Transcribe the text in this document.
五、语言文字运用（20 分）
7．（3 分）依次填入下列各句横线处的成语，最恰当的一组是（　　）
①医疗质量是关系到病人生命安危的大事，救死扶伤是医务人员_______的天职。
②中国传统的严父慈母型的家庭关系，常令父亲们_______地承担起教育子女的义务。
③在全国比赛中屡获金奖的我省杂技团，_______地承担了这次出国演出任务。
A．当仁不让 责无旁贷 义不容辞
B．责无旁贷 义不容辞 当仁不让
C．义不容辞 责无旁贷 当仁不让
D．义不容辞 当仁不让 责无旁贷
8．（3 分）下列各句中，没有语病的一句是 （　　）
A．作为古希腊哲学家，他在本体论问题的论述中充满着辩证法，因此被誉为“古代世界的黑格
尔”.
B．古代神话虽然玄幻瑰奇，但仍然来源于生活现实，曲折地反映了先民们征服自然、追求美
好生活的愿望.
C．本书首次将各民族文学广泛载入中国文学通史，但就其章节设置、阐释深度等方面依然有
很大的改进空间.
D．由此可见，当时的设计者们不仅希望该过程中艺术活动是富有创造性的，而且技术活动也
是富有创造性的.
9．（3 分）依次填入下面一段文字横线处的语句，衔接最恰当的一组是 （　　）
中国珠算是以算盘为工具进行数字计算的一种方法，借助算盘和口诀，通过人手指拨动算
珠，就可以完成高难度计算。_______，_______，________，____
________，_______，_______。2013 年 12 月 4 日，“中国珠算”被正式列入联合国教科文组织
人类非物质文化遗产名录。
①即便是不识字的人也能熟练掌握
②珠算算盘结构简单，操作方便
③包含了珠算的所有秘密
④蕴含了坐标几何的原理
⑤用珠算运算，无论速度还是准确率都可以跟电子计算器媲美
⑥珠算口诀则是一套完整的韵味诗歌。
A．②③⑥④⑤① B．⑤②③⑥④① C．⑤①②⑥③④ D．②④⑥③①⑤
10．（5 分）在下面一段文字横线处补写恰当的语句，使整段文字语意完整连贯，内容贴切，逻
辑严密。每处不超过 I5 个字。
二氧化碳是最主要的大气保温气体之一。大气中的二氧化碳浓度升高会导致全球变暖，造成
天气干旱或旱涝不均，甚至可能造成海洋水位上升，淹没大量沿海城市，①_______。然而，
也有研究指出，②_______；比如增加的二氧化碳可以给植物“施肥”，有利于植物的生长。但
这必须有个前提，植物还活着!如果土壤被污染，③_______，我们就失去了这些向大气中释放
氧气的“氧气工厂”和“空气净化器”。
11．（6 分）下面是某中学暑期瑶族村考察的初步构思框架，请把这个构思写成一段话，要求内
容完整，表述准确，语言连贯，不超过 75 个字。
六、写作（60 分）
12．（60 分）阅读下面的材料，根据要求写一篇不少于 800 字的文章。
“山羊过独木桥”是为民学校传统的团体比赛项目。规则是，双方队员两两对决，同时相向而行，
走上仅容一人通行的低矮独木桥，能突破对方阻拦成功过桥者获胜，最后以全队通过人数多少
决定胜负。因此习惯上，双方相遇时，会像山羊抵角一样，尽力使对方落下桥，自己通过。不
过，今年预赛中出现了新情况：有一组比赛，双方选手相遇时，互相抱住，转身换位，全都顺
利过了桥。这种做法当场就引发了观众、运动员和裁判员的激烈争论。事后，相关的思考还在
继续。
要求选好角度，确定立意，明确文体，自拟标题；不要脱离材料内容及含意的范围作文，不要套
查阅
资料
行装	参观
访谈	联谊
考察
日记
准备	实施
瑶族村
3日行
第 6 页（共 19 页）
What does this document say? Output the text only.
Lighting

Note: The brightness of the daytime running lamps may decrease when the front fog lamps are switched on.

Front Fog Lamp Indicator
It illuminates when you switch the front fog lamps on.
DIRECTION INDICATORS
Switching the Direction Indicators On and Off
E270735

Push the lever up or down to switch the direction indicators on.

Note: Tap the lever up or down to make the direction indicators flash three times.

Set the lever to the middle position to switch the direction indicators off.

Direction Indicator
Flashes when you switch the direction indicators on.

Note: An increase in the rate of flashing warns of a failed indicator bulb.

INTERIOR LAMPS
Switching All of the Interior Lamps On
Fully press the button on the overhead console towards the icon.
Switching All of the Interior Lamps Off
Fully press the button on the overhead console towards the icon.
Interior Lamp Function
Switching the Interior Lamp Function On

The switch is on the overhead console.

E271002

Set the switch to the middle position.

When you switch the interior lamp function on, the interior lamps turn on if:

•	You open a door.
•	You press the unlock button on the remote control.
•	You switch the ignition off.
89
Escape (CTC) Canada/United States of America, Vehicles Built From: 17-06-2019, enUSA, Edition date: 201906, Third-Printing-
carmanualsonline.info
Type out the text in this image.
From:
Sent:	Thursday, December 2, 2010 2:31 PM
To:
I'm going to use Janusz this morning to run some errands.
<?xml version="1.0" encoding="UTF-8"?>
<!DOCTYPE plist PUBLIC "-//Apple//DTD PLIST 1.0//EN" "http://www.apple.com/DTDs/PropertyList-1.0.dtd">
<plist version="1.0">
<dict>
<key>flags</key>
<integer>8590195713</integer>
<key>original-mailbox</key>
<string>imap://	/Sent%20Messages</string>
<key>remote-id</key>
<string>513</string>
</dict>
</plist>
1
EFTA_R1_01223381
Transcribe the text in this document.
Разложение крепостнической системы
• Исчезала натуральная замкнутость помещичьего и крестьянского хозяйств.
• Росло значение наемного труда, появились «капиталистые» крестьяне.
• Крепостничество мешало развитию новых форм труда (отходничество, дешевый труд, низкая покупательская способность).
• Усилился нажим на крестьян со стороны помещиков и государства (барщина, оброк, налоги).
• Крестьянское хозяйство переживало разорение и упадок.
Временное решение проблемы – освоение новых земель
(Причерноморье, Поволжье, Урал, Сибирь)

——————————

PROBLEM STATEMENT. Write every record out again, unaltered.

FULL RESPONSE.
Transcribe the text in this document.
五、语言文字运用（20 分）
7．（3 分）依次填入下列各句横线处的成语，最恰当的一组是（　　）
①医疗质量是关系到病人生命安危的大事，救死扶伤是医务人员_______的天职。
②中国传统的严父慈母型的家庭关系，常令父亲们_______地承担起教育子女的义务。
③在全国比赛中屡获金奖的我省杂技团，_______地承担了这次出国演出任务。
A．当仁不让 责无旁贷 义不容辞
B．责无旁贷 义不容辞 当仁不让
C．义不容辞 责无旁贷 当仁不让
D．义不容辞 当仁不让 责无旁贷
8．（3 分）下列各句中，没有语病的一句是 （　　）
A．作为古希腊哲学家，他在本体论问题的论述中充满着辩证法，因此被誉为“古代世界的黑格
尔”.
B．古代神话虽然玄幻瑰奇，但仍然来源于生活现实，曲折地反映了先民们征服自然、追求美
好生活的愿望.
C．本书首次将各民族文学广泛载入中国文学通史，但就其章节设置、阐释深度等方面依然有
很大的改进空间.
D．由此可见，当时的设计者们不仅希望该过程中艺术活动是富有创造性的，而且技术活动也
是富有创造性的.
9．（3 分）依次填入下面一段文字横线处的语句，衔接最恰当的一组是 （　　）
中国珠算是以算盘为工具进行数字计算的一种方法，借助算盘和口诀，通过人手指拨动算
珠，就可以完成高难度计算。_______，_______，________，____
________，_______，_______。2013 年 12 月 4 日，“中国珠算”被正式列入联合国教科文组织
人类非物质文化遗产名录。
①即便是不识字的人也能熟练掌握
②珠算算盘结构简单，操作方便
③包含了珠算的所有秘密
④蕴含了坐标几何的原理
⑤用珠算运算，无论速度还是准确率都可以跟电子计算器媲美
⑥珠算口诀则是一套完整的韵味诗歌。
A．②③⑥④⑤① B．⑤②③⑥④① C．⑤①②⑥③④ D．②④⑥③①⑤
10．（5 分）在下面一段文字横线处补写恰当的语句，使整段文字语意完整连贯，内容贴切，逻
辑严密。每处不超过 I5 个字。
二氧化碳是最主要的大气保温气体之一。大气中的二氧化碳浓度升高会导致全球变暖，造成
天气干旱或旱涝不均，甚至可能造成海洋水位上升，淹没大量沿海城市，①_______。然而，
也有研究指出，②_______；比如增加的二氧化碳可以给植物“施肥”，有利于植物的生长。但
这必须有个前提，植物还活着!如果土壤被污染，③_______，我们就失去了这些向大气中释放
氧气的“氧气工厂”和“空气净化器”。
11．（6 分）下面是某中学暑期瑶族村考察的初步构思框架，请把这个构思写成一段话，要求内
容完整，表述准确，语言连贯，不超过 75 个字。
六、写作（60 分）
12．（60 分）阅读下面的材料，根据要求写一篇不少于 800 字的文章。
“山羊过独木桥”是为民学校传统的团体比赛项目。规则是，双方队员两两对决，同时相向而行，
走上仅容一人通行的低矮独木桥，能突破对方阻拦成功过桥者获胜，最后以全队通过人数多少
决定胜负。因此习惯上，双方相遇时，会像山羊抵角一样，尽力使对方落下桥，自己通过。不
过，今年预赛中出现了新情况：有一组比赛，双方选手相遇时，互相抱住，转身换位，全都顺
利过了桥。这种做法当场就引发了观众、运动员和裁判员的激烈争论。事后，相关的思考还在
继续。
要求选好角度，确定立意，明确文体，自拟标题；不要脱离材料内容及含意的范围作文，不要套
查阅
资料
行装	参观
访谈	联谊
考察
日记
准备	实施
瑶族村
3日行
第 6 页（共 19 页）
What does this document say? Output the text only.
Lighting

Note: The brightness of the daytime running lamps may decrease when the front fog lamps are switched on.

Front Fog Lamp Indicator
It illuminates when you switch the front fog lamps on.
DIRECTION INDICATORS
Switching the Direction Indicators On and Off
E270735

Push the lever up or down to switch the direction indicators on.

Note: Tap the lever up or down to make the direction indicators flash three times.

Set the lever to the middle position to switch the direction indicators off.

Direction Indicator
Flashes when you switch the direction indicators on.

Note: An increase in the rate of flashing warns of a failed indicator bulb.

INTERIOR LAMPS
Switching All of the Interior Lamps On
Fully press the button on the overhead console towards the icon.
Switching All of the Interior Lamps Off
Fully press the button on the overhead console towards the icon.
Interior Lamp Function
Switching the Interior Lamp Function On

The switch is on the overhead console.

E271002

Set the switch to the middle position.

When you switch the interior lamp function on, the interior lamps turn on if:

•	You open a door.
•	You press the unlock button on the remote control.
•	You switch the ignition off.
89
Escape (CTC) Canada/United States of America, Vehicles Built From: 17-06-2019, enUSA, Edition date: 201906, Third-Printing-
carmanualsonline.info
Type out the text in this image.
From:
Sent:	Thursday, December 2, 2010 2:31 PM
To:
I'm going to use Janusz this morning to run some errands.
<?xml version="1.0" encoding="UTF-8"?>
<!DOCTYPE plist PUBLIC "-//Apple//DTD PLIST 1.0//EN" "http://www.apple.com/DTDs/PropertyList-1.0.dtd">
<plist version="1.0">
<dict>
<key>flags</key>
<integer>8590195713</integer>
<key>original-mailbox</key>
<string>imap://	/Sent%20Messages</string>
<key>remote-id</key>
<string>513</string>
</dict>
</plist>
1
EFTA_R1_01223381
Transcribe the text in this document.
Разложение крепостнической системы
• Исчезала натуральная замкнутость помещичьего и крестьянского хозяйств.
• Росло значение наемного труда, появились «капиталистые» крестьяне.
• Крепостничество мешало развитию новых форм труда (отходничество, дешевый труд, низкая покупательская способность).
• Усилился нажим на крестьян со стороны помещиков и государства (барщина, оброк, налоги).
• Крестьянское хозяйство переживало разорение и упадок.
Временное решение проблемы – освоение новых земель
(Причерноморье, Поволжье, Урал, Сибирь)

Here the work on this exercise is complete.